▶ [Problem requirements]:
From the listing below, extract each line containing the string "riscatto".

- - -

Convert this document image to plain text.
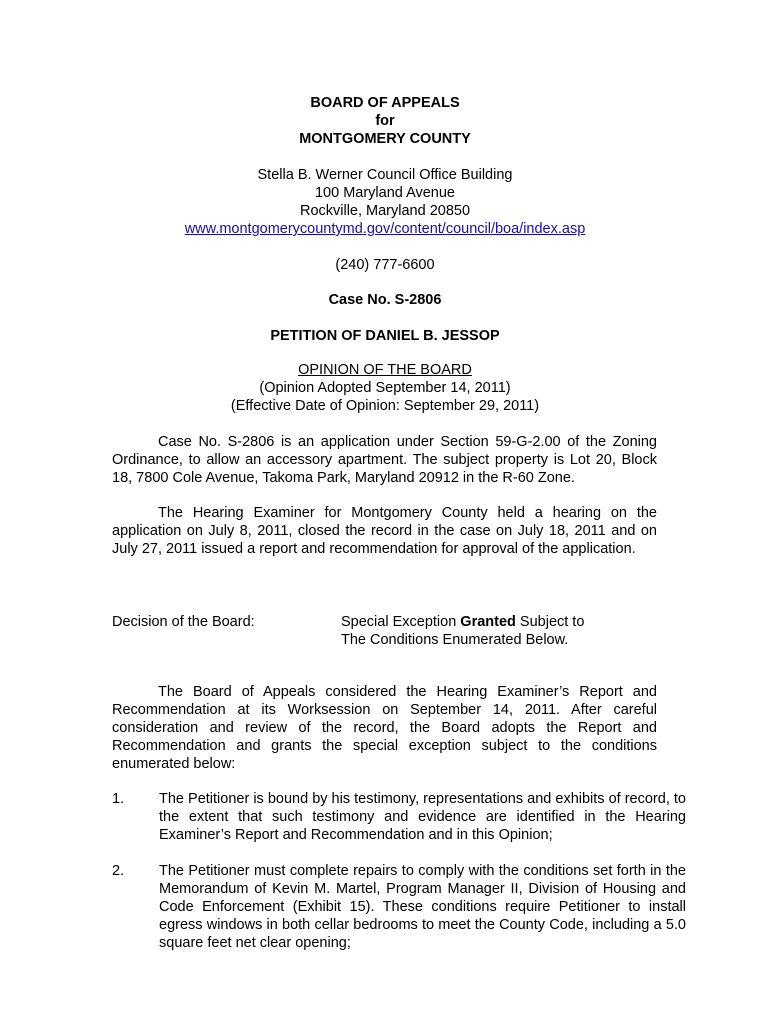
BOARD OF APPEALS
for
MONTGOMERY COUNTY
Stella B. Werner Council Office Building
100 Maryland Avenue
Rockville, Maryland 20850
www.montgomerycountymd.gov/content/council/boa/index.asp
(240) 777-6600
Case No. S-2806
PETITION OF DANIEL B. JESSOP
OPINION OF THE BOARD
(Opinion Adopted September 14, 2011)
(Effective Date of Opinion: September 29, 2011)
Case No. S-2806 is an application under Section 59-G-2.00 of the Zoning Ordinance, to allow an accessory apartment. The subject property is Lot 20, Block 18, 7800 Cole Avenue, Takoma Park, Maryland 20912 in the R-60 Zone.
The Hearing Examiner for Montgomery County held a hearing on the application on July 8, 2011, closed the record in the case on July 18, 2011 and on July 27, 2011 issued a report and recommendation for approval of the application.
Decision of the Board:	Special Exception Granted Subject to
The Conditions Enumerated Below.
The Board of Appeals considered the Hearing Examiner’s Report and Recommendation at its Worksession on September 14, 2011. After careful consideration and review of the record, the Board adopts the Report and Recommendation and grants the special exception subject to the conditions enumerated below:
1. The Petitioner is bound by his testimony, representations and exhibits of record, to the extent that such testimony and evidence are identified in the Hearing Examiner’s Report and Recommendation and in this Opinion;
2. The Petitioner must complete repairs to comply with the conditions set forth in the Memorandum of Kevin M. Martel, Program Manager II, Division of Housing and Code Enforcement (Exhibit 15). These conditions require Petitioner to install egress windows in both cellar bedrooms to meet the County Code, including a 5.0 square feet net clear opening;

- - -

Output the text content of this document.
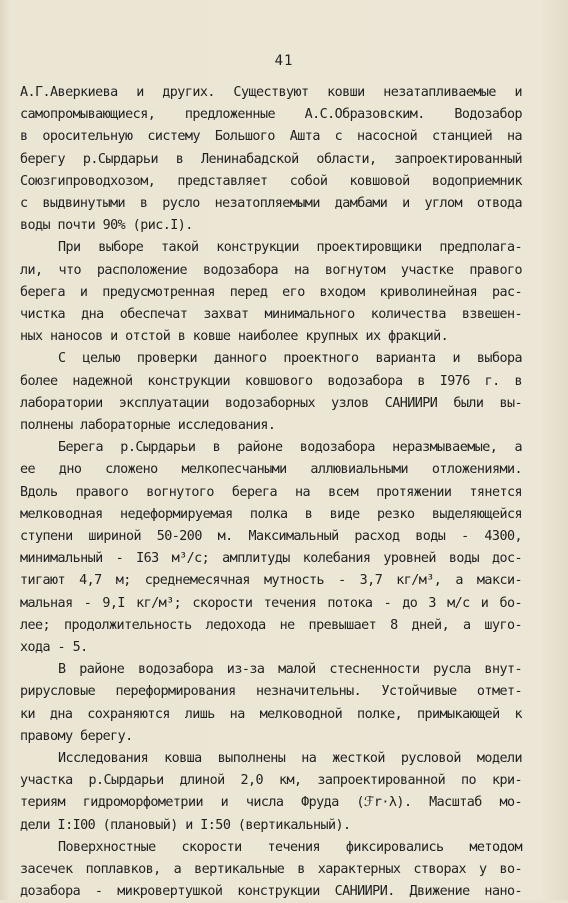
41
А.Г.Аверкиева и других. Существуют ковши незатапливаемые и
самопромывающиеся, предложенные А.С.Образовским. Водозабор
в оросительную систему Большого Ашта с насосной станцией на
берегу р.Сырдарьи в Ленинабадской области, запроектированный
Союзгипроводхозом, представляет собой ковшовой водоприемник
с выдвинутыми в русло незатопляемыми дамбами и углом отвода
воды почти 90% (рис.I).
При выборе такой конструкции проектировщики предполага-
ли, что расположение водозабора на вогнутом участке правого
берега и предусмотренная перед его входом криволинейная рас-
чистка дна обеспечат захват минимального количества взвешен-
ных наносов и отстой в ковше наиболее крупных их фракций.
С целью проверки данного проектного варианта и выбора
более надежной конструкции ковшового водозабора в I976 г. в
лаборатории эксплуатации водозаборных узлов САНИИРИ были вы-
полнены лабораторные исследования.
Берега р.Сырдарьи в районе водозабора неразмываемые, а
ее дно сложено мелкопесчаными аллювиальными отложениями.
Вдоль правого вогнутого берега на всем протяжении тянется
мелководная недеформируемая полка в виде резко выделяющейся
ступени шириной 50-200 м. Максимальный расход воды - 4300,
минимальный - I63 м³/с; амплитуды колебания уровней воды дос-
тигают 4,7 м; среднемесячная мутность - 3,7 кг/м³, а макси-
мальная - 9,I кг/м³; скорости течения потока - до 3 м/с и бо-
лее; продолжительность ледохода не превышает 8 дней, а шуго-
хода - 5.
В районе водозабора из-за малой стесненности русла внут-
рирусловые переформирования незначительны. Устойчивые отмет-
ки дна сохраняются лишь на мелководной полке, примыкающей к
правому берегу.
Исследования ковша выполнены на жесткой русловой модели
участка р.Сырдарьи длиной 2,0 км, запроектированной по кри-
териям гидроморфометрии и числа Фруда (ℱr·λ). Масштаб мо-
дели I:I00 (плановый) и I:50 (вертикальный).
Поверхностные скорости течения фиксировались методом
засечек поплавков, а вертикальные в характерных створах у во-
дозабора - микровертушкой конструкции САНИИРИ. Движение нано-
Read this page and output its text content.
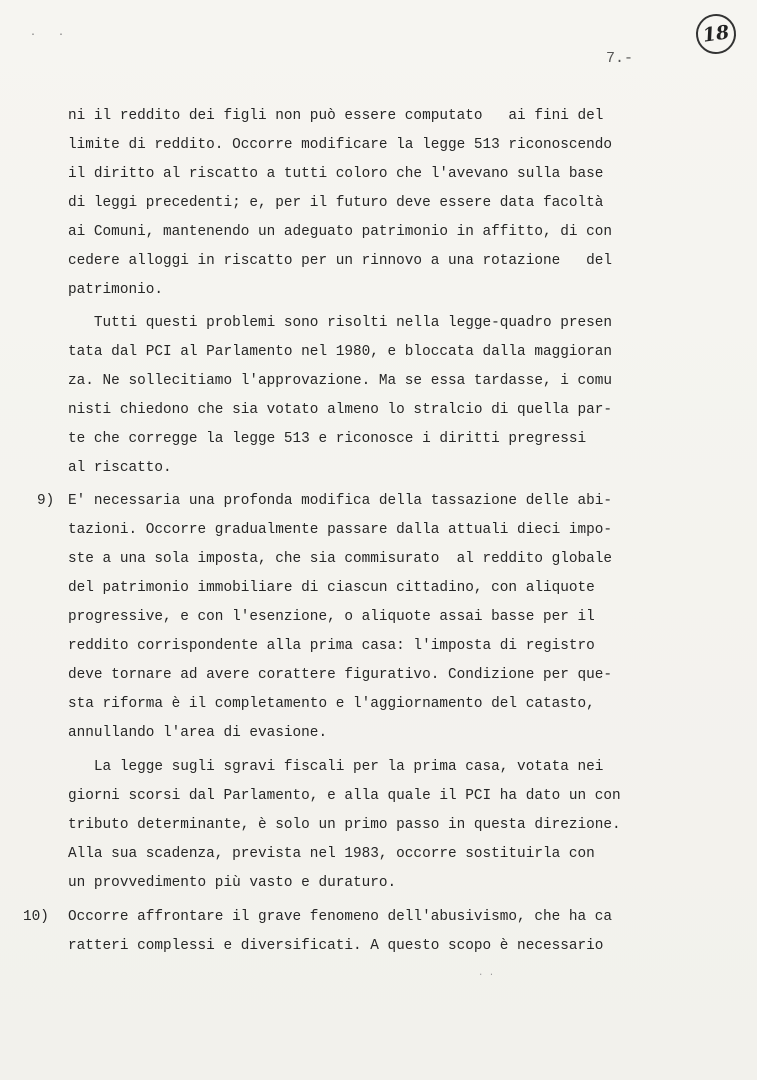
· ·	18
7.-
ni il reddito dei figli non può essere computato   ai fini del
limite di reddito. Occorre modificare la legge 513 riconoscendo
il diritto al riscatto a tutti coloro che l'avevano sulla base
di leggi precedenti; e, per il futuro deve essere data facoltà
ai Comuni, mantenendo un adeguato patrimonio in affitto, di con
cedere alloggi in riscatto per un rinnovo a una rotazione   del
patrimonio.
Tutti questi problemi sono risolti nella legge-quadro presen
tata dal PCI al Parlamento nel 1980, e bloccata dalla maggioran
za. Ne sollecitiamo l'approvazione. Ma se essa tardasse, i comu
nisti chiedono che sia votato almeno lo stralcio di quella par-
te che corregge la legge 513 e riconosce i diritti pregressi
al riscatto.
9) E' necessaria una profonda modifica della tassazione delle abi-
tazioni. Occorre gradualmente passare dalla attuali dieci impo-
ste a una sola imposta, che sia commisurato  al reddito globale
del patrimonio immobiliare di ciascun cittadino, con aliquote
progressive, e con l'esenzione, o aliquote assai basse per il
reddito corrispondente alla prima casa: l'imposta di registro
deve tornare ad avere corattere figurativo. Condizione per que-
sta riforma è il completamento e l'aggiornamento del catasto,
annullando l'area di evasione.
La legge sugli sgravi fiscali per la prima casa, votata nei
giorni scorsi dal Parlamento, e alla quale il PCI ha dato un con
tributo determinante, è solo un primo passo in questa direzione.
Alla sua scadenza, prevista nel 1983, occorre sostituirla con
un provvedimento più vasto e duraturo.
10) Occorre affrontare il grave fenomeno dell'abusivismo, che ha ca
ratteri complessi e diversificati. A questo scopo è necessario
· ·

- - -

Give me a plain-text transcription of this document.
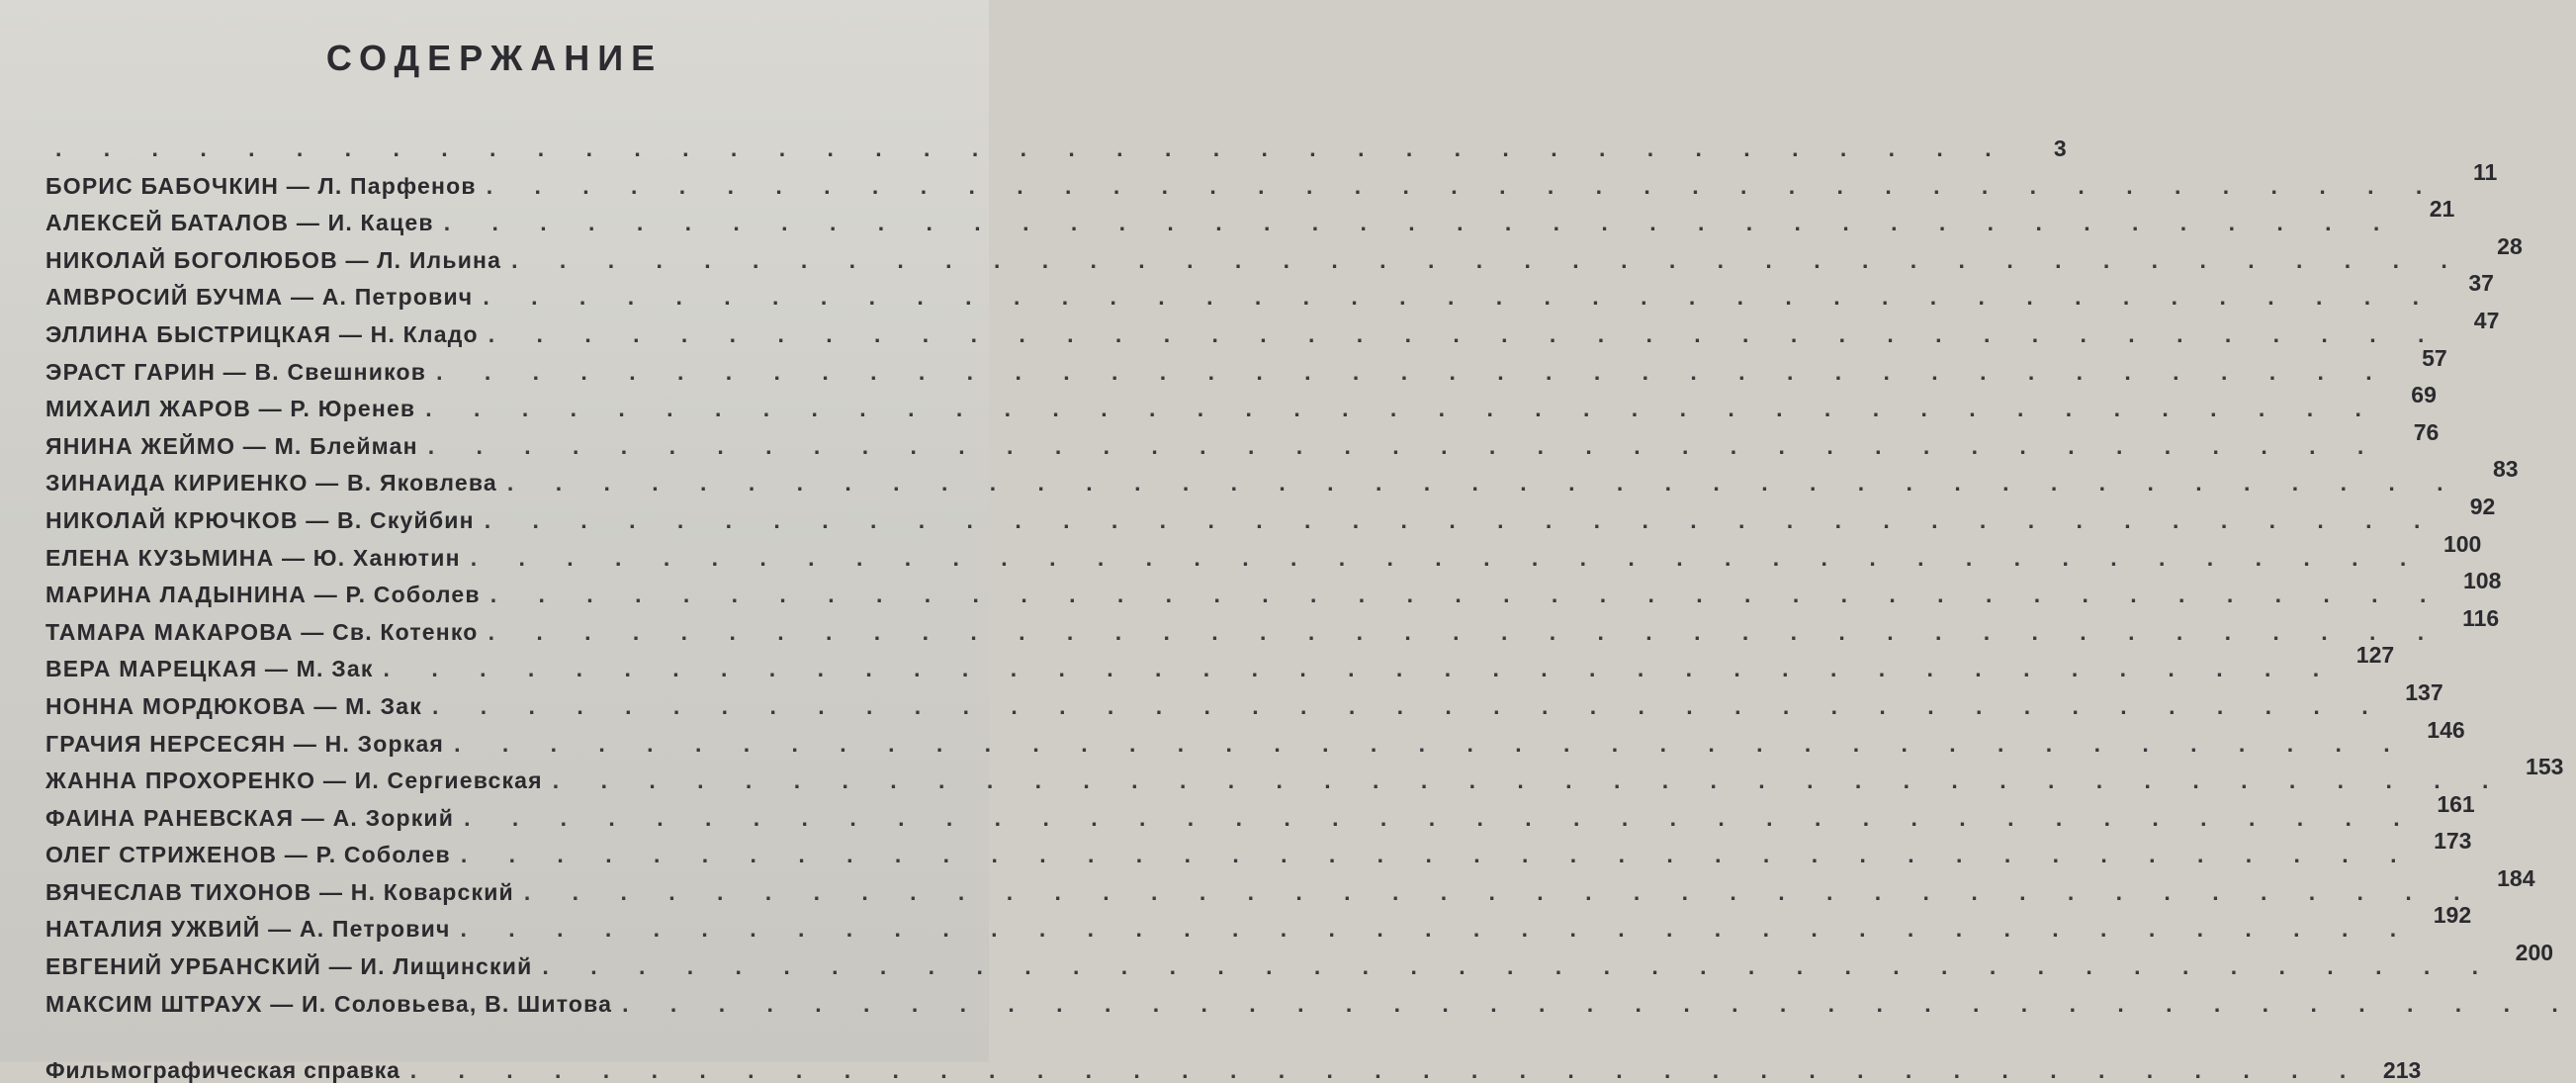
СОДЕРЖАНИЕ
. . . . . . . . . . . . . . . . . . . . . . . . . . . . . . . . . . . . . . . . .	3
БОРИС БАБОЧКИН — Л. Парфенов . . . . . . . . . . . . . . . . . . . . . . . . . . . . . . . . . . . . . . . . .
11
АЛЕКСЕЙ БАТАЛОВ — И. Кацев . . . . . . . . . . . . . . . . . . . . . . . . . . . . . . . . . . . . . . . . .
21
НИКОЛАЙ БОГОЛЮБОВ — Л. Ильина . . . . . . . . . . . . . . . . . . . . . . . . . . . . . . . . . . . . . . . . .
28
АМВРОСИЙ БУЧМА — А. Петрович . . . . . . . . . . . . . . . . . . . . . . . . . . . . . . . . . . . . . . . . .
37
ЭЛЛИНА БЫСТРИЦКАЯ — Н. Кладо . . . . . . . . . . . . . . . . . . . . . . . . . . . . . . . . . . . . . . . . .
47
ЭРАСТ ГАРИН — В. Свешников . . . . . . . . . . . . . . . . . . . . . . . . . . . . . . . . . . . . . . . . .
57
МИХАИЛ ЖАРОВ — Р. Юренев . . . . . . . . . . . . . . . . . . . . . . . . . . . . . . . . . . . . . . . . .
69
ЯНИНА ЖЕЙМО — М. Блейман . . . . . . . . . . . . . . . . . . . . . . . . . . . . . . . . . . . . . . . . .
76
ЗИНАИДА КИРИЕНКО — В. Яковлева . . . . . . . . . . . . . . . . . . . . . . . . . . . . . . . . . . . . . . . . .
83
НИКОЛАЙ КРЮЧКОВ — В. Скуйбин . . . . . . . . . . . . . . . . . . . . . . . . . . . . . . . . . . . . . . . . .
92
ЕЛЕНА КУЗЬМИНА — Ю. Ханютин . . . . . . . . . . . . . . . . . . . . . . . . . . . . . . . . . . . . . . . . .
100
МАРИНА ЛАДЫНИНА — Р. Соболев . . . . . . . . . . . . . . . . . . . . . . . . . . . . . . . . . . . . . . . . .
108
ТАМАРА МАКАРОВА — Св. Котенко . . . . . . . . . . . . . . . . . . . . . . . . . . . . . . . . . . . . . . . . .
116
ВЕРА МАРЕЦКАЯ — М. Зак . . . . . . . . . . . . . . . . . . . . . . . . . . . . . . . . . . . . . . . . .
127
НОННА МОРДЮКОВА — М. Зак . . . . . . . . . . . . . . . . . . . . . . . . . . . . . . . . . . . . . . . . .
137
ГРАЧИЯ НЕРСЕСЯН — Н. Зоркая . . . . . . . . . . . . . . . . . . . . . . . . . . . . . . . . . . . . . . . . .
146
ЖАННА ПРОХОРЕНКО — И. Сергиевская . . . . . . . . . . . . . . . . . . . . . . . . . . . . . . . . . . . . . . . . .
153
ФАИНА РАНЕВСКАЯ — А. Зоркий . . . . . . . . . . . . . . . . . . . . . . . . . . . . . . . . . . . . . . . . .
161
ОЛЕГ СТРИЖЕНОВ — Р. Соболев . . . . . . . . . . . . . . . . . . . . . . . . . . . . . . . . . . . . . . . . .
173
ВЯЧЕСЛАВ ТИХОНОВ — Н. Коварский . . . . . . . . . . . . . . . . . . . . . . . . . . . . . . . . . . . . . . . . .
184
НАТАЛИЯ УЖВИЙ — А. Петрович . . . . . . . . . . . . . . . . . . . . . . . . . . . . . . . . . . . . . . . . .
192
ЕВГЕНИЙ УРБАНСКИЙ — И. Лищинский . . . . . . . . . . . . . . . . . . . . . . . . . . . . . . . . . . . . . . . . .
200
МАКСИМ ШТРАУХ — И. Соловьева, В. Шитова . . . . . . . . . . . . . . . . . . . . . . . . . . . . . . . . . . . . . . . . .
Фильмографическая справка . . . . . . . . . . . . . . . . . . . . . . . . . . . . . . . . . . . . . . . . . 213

- - -

▶ [Problem solution]:
il diritto al riscatto a tutti coloro che l'avevano sulla base
cedere alloggi in riscatto per un rinnovo a una rotazione   del
al riscatto.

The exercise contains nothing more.